DOCUMENT EXCERPT
Distributive Nature of Cytosine Demethylation in the Tat GRU.
We next assessed whether demethylation of the four MeCpGs occurred through a processive or a distributive mechanism in living cells, i.e., whether the various Cs of individual Tat gene molecules, in particular 2 Cs belonging to the same CpG, are demethylated in a concerted fashion. To this end, we used hairpin-bisulfite PCR that allows simultaneous analysis of the two strands of a DNA molecule (5). A hairpin linker, targeted and ligated to restriction enzyme-cleaved genomic DNA, prevents the strand separation that occurs upon subsequent bisulfite conversion and PCR amplification. Single PCR molecules corresponding to the two linked strands are then cloned and sequenced. The method was applied to DNA samples prepared from the synchronized cells undergoing demethylation. We focused on the cells that had not yet undergone demethylation (0 h time point) and on the cells that were undergoing active demethylation after the end of S and during G1 (10 and 16 h time points). The various methylation patterns of the four CpGs of the Tat GRU, and their frequencies, show that during the demethylation process there is no bimodal distribution of fully demethylated and fully methylated molecule (Fig. 3). The Cs were demethylated progressively in a rather stochastic manner, resulting in an increase of frequency of molecules with multiple unmethylated positions with the duration of glucocorticoid stimulation. The various Cs were not demethylated at the same rate, even though similar rates were observed for Cs belonging to the same CpG (Fig. 3B). CpG#1 was demethylated the fastest, whereas CpG#4 was demethylated at the slowest pace. For most positions, extensive demethylation occurred between 10 and 16 h, when most of the cells were outside S phase, further demonstrating the replication-independent nature of this demethylation event.
Fig. 3.

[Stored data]
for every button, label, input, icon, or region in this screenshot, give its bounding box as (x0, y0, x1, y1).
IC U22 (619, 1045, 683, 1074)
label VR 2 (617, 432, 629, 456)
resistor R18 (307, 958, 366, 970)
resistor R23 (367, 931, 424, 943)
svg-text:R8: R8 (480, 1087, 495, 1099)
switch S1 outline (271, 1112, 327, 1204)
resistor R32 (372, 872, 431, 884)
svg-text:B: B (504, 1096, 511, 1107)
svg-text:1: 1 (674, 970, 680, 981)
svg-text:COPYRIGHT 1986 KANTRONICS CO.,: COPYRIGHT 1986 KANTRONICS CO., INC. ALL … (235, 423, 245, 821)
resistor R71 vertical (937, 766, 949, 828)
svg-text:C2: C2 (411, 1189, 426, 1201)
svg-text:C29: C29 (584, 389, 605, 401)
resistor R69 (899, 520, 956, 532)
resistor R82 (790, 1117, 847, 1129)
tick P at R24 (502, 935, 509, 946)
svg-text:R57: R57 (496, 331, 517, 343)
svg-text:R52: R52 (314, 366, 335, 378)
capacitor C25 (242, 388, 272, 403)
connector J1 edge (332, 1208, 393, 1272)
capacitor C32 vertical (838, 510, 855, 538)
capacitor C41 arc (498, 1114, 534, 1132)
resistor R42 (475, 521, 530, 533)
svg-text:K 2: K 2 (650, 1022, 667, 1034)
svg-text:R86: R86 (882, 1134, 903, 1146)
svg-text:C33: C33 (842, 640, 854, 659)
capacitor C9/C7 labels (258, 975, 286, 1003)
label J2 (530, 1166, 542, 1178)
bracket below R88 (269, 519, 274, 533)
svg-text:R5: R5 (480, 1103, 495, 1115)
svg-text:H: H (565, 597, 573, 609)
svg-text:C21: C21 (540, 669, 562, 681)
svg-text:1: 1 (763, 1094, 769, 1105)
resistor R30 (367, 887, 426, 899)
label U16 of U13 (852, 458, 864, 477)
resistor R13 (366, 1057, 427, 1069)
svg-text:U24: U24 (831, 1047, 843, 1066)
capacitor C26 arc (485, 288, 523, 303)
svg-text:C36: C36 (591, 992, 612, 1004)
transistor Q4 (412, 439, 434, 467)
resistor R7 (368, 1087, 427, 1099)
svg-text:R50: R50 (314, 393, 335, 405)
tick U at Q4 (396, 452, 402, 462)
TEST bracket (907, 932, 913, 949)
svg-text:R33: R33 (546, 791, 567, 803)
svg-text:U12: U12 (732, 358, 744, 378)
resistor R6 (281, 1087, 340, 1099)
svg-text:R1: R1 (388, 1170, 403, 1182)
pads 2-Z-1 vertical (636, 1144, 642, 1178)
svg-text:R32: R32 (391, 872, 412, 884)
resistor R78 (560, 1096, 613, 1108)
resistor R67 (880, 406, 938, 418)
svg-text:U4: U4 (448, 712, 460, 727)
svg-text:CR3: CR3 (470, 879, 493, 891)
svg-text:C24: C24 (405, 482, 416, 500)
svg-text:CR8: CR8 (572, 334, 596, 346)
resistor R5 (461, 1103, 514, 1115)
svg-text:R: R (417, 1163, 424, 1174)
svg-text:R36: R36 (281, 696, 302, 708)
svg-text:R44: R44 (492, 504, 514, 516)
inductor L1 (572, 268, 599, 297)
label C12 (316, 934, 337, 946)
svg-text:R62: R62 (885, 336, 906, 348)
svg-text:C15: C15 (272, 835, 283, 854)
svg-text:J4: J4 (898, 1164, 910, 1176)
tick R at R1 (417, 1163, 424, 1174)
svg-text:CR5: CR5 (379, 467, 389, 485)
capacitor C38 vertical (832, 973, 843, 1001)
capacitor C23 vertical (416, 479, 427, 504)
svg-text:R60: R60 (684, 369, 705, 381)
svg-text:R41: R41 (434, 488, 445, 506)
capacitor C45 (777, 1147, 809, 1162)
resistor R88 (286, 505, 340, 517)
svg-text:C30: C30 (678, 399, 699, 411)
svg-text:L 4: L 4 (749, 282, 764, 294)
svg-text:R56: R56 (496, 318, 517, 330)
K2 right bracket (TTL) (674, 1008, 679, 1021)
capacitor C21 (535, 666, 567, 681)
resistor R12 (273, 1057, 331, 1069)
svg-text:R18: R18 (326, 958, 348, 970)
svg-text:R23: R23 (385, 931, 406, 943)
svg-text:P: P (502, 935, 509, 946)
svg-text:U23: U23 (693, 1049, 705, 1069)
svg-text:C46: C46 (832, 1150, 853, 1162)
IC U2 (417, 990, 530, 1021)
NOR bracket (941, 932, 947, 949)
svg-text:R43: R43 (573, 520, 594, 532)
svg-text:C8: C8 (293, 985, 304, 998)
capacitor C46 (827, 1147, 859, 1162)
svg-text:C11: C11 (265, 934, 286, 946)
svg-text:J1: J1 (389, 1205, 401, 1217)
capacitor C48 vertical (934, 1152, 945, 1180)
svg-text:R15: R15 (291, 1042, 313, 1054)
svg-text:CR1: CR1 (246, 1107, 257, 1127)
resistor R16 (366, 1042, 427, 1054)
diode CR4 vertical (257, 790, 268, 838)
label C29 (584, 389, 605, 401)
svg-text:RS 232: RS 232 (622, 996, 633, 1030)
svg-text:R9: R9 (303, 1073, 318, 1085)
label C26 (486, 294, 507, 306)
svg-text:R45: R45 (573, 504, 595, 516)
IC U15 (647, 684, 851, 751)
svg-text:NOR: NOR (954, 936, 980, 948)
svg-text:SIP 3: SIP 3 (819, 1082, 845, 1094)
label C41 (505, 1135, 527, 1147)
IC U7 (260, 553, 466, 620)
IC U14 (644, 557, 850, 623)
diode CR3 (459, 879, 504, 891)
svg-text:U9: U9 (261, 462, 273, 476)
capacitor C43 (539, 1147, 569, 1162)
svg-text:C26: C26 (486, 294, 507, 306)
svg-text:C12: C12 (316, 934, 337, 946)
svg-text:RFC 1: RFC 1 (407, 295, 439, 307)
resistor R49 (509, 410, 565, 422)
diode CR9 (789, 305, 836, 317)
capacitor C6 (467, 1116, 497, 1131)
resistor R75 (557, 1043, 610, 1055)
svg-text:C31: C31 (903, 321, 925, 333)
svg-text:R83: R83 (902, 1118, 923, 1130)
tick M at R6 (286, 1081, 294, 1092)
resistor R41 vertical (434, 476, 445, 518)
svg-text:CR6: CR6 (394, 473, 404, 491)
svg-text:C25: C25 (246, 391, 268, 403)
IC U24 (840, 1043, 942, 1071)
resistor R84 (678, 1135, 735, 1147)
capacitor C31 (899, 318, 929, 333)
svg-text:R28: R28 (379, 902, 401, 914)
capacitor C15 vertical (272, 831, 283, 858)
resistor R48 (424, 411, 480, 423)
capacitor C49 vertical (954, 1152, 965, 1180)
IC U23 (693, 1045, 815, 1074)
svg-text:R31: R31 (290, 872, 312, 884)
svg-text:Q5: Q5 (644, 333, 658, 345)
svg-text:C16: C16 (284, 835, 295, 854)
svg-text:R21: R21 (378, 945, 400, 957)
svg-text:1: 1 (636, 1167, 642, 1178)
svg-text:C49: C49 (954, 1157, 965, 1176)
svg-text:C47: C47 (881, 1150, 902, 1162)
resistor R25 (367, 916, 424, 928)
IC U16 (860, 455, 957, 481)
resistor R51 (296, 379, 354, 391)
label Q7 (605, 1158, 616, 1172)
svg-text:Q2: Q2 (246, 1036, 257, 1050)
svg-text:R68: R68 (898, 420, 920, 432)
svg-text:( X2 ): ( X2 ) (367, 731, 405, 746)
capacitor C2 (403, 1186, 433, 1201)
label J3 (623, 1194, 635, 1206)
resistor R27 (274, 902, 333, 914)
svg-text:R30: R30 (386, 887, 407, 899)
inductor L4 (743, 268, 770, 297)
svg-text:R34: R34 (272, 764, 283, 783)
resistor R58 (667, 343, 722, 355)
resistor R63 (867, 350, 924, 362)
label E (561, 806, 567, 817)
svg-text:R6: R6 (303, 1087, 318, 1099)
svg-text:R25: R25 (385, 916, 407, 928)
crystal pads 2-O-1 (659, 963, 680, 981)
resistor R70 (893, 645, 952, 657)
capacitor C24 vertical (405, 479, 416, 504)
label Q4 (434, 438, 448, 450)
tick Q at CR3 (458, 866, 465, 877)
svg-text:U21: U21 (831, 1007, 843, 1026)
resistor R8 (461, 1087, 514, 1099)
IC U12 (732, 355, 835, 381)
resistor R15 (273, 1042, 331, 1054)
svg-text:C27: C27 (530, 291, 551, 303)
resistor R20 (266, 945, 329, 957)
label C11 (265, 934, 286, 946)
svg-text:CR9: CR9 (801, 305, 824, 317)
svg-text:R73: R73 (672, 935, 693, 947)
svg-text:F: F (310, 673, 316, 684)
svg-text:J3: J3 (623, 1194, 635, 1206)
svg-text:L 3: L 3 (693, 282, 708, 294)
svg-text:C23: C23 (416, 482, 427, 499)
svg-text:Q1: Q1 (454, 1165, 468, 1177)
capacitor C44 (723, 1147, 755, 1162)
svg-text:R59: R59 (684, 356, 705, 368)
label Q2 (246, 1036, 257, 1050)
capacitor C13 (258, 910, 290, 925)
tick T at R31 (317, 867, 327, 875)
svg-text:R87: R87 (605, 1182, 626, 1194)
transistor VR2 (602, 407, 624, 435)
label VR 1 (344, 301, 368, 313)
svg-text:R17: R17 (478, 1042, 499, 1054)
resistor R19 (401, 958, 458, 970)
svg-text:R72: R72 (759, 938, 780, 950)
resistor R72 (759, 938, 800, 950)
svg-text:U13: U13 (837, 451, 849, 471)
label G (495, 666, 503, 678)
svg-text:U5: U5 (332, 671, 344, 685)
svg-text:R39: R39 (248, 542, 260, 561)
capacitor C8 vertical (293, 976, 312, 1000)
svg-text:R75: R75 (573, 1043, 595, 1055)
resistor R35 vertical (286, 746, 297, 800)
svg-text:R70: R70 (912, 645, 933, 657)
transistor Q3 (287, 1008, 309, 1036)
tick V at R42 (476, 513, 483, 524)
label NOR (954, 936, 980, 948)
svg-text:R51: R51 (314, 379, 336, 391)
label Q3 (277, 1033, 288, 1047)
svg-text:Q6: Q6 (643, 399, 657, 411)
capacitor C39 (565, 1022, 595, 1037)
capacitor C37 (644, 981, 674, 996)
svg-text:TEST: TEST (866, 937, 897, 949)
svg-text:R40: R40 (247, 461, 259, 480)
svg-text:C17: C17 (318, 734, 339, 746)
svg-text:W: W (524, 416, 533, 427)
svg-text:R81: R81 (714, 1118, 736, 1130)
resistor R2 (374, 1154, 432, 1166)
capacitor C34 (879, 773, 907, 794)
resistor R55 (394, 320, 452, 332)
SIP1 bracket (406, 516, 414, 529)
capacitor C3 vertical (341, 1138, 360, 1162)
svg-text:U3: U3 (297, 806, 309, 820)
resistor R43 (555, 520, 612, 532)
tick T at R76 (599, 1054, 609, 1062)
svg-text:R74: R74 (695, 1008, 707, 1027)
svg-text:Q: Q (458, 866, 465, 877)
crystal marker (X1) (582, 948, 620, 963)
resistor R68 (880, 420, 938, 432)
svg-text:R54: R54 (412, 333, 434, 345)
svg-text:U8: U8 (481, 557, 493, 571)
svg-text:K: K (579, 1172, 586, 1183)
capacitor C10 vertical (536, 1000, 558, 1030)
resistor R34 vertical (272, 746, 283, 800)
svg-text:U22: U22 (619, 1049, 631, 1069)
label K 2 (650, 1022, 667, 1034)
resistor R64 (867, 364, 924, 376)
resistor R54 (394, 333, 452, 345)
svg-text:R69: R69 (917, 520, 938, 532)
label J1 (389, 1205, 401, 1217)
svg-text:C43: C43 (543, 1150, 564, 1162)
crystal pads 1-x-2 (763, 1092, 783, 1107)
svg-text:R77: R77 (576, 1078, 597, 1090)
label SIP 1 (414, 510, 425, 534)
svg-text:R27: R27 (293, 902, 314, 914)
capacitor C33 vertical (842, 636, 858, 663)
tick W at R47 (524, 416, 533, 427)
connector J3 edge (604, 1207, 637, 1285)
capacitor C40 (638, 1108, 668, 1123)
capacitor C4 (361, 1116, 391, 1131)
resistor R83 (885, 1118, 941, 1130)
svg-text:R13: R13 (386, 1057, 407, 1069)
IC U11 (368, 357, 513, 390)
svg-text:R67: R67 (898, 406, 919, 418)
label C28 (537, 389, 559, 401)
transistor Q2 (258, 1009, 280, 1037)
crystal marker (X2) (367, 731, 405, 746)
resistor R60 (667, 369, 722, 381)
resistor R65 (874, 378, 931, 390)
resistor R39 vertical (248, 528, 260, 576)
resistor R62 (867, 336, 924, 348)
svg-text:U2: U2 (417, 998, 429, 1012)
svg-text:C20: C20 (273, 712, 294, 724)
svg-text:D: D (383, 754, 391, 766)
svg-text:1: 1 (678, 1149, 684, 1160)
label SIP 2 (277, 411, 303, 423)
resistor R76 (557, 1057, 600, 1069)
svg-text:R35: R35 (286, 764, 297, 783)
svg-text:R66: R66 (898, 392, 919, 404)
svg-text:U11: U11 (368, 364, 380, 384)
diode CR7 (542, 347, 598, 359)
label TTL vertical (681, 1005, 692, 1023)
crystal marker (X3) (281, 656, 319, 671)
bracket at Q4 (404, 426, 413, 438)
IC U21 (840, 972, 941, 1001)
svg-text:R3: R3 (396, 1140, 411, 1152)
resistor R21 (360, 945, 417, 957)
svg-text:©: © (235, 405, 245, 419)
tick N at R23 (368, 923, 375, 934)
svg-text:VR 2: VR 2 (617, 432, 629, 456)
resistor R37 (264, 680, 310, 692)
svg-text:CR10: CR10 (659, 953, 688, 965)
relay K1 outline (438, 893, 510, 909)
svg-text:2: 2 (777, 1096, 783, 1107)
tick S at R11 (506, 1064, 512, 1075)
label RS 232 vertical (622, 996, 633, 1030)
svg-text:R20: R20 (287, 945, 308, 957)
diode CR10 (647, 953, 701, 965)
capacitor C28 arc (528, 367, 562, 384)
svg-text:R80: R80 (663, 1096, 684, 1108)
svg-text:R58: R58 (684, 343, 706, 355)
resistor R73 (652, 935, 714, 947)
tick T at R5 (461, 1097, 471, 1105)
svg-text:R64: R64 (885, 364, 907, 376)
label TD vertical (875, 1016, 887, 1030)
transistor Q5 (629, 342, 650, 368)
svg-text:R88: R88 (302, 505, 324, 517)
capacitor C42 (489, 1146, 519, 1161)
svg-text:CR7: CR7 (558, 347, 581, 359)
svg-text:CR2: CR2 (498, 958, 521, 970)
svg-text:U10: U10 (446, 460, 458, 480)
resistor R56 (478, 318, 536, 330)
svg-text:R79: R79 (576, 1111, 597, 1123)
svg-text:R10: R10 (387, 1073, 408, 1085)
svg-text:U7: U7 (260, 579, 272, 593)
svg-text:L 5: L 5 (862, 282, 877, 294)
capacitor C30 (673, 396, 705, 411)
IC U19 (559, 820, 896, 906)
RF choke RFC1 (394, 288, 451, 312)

AIM OF THE TASK
Continue the passage on cytosine demethylation in the Tat GRU, picking up after its final line.

SOLVED EXERCISE
Distribution of the unmethylated cytosines during demethylation of the −2.5 Tat GRU. Methylation patterns of individual double-stranded molecules were assessed by using the hairpin-bisulfite PCR method (5). DNA from the synchronized cells described in Fig. 2 was analyzed 0, 10, and 16 h after release from the aphidicolin block in the presence of dexamethasone (Dex). (A) Frequencies of the various methylation patterns obtained during demethylation of the −2.5 Tat GRU. The patterns are represented by a succession of circles symbolizing the methylation status of cytosines U1/L1, U2/L2, U3/L3, U4/L4: filled, methylated; open, unmethylated. The patterns are organized in subgroups according to the number of unmethylated Cs as indicated on the left. The frequency of each pattern is indicated (%). Because the total numbers of clones analyzed were 43, 77, and 54 for the dexamethasone treatments of 0, 10, and 16 h, respectively, the frequencies corresponding to one event are 2.3, 1.3, and 1.85%, respectively. (B) Time course of the demethylation of each individual cytosine. The percentages of unmethylated cytosines, belonging to either hemimethylated or fully demethylated CpGs as indicated, are plotted for the three analyzed times of dexamethasone induction.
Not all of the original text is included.